─── EXTRACTED INFORMATION ───

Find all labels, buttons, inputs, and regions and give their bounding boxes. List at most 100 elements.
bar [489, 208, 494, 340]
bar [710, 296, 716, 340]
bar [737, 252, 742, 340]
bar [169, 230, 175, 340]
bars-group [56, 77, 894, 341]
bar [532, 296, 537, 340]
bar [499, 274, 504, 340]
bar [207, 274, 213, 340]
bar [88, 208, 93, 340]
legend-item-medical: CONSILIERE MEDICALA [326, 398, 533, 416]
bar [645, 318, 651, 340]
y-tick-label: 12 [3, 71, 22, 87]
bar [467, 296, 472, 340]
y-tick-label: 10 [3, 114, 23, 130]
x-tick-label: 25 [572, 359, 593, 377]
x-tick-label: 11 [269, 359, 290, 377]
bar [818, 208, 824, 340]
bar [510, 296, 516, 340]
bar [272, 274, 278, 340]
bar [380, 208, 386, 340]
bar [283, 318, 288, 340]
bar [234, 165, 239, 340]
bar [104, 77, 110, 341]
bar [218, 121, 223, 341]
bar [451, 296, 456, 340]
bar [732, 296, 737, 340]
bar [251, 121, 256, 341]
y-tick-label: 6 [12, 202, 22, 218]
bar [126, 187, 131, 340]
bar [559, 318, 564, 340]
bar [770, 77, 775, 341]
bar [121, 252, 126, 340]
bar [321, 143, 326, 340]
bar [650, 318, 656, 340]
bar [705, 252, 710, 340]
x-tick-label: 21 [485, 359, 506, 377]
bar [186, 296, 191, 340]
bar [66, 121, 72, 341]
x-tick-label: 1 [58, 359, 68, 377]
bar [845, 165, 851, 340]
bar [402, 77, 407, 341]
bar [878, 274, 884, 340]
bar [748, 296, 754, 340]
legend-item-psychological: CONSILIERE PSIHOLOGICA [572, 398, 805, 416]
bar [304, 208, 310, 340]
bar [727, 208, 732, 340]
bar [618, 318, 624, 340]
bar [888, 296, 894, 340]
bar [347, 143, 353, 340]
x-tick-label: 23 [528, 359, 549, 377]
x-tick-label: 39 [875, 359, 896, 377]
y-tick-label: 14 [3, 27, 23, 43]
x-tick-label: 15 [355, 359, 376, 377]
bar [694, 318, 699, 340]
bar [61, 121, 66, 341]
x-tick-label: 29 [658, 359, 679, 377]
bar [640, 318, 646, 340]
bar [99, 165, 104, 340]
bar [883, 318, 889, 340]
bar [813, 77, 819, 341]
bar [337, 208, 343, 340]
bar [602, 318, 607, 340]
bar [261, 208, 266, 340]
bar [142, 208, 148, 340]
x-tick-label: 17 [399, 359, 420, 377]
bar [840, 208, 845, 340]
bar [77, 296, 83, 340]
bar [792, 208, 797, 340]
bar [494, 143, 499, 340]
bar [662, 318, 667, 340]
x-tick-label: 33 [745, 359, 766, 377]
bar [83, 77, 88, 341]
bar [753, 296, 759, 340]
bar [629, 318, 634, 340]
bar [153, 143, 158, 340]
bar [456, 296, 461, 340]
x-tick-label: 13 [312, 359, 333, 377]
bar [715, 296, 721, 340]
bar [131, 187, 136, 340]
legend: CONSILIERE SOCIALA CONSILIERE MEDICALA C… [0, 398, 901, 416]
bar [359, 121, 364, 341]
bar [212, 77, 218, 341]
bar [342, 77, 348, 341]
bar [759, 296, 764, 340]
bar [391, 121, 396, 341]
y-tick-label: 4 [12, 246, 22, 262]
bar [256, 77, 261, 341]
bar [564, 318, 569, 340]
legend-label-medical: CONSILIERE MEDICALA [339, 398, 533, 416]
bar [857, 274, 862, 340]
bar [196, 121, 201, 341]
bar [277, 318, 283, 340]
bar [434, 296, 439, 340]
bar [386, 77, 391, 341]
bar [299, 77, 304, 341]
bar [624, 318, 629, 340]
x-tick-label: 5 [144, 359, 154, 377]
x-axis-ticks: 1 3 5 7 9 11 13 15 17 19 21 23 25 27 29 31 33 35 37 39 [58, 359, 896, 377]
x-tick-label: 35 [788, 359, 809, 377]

───

Copy every line of the records above word for word, keeping the original characters and order.

__EXERCISE OUTPUT__.
Find all labels, buttons, inputs, and regions and give their bounding boxes. List at most 100 elements.
bar [489, 208, 494, 340]
bar [710, 296, 716, 340]
bar [737, 252, 742, 340]
bar [169, 230, 175, 340]
bars-group [56, 77, 894, 341]
bar [532, 296, 537, 340]
bar [499, 274, 504, 340]
bar [207, 274, 213, 340]
bar [88, 208, 93, 340]
legend-item-medical: CONSILIERE MEDICALA [326, 398, 533, 416]
bar [645, 318, 651, 340]
y-tick-label: 12 [3, 71, 22, 87]
bar [467, 296, 472, 340]
y-tick-label: 10 [3, 114, 23, 130]
x-tick-label: 25 [572, 359, 593, 377]
x-tick-label: 11 [269, 359, 290, 377]
bar [818, 208, 824, 340]
bar [510, 296, 516, 340]
bar [272, 274, 278, 340]
bar [380, 208, 386, 340]
bar [283, 318, 288, 340]
bar [234, 165, 239, 340]
bar [104, 77, 110, 341]
bar [218, 121, 223, 341]
bar [451, 296, 456, 340]
bar [732, 296, 737, 340]
bar [251, 121, 256, 341]
y-tick-label: 6 [12, 202, 22, 218]
bar [126, 187, 131, 340]
bar [559, 318, 564, 340]
bar [770, 77, 775, 341]
bar [121, 252, 126, 340]
bar [321, 143, 326, 340]
bar [650, 318, 656, 340]
bar [705, 252, 710, 340]
x-tick-label: 21 [485, 359, 506, 377]
bar [186, 296, 191, 340]
bar [66, 121, 72, 341]
x-tick-label: 1 [58, 359, 68, 377]
bar [845, 165, 851, 340]
bar [402, 77, 407, 341]
bar [878, 274, 884, 340]
bar [748, 296, 754, 340]
legend-item-psychological: CONSILIERE PSIHOLOGICA [572, 398, 805, 416]
bar [304, 208, 310, 340]
bar [727, 208, 732, 340]
bar [618, 318, 624, 340]
bar [888, 296, 894, 340]
bar [347, 143, 353, 340]
x-tick-label: 23 [528, 359, 549, 377]
x-tick-label: 39 [875, 359, 896, 377]
y-tick-label: 14 [3, 27, 23, 43]
x-tick-label: 15 [355, 359, 376, 377]
bar [694, 318, 699, 340]
bar [61, 121, 66, 341]
x-tick-label: 29 [658, 359, 679, 377]
bar [640, 318, 646, 340]
bar [99, 165, 104, 340]
bar [883, 318, 889, 340]
bar [813, 77, 819, 341]
bar [337, 208, 343, 340]
bar [602, 318, 607, 340]
bar [261, 208, 266, 340]
bar [142, 208, 148, 340]
x-tick-label: 17 [399, 359, 420, 377]
bar [840, 208, 845, 340]
bar [77, 296, 83, 340]
bar [792, 208, 797, 340]
bar [494, 143, 499, 340]
bar [662, 318, 667, 340]
x-tick-label: 33 [745, 359, 766, 377]
bar [83, 77, 88, 341]
bar [753, 296, 759, 340]
bar [629, 318, 634, 340]
bar [153, 143, 158, 340]
bar [456, 296, 461, 340]
x-tick-label: 13 [312, 359, 333, 377]
bar [715, 296, 721, 340]
bar [131, 187, 136, 340]
legend: CONSILIERE SOCIALA CONSILIERE MEDICALA C… [0, 398, 901, 416]
bar [359, 121, 364, 341]
bar [212, 77, 218, 341]
bar [342, 77, 348, 341]
bar [759, 296, 764, 340]
bar [391, 121, 396, 341]
y-tick-label: 4 [12, 246, 22, 262]
bar [256, 77, 261, 341]
bar [564, 318, 569, 340]
legend-label-medical: CONSILIERE MEDICALA [339, 398, 533, 416]
bar [857, 274, 862, 340]
bar [196, 121, 201, 341]
bar [277, 318, 283, 340]
bar [434, 296, 439, 340]
bar [386, 77, 391, 341]
bar [299, 77, 304, 341]
bar [624, 318, 629, 340]
x-tick-label: 5 [144, 359, 154, 377]
x-axis-ticks: 1 3 5 7 9 11 13 15 17 19 21 23 25 27 29 31 33 35 37 39 [58, 359, 896, 377]
x-tick-label: 35 [788, 359, 809, 377]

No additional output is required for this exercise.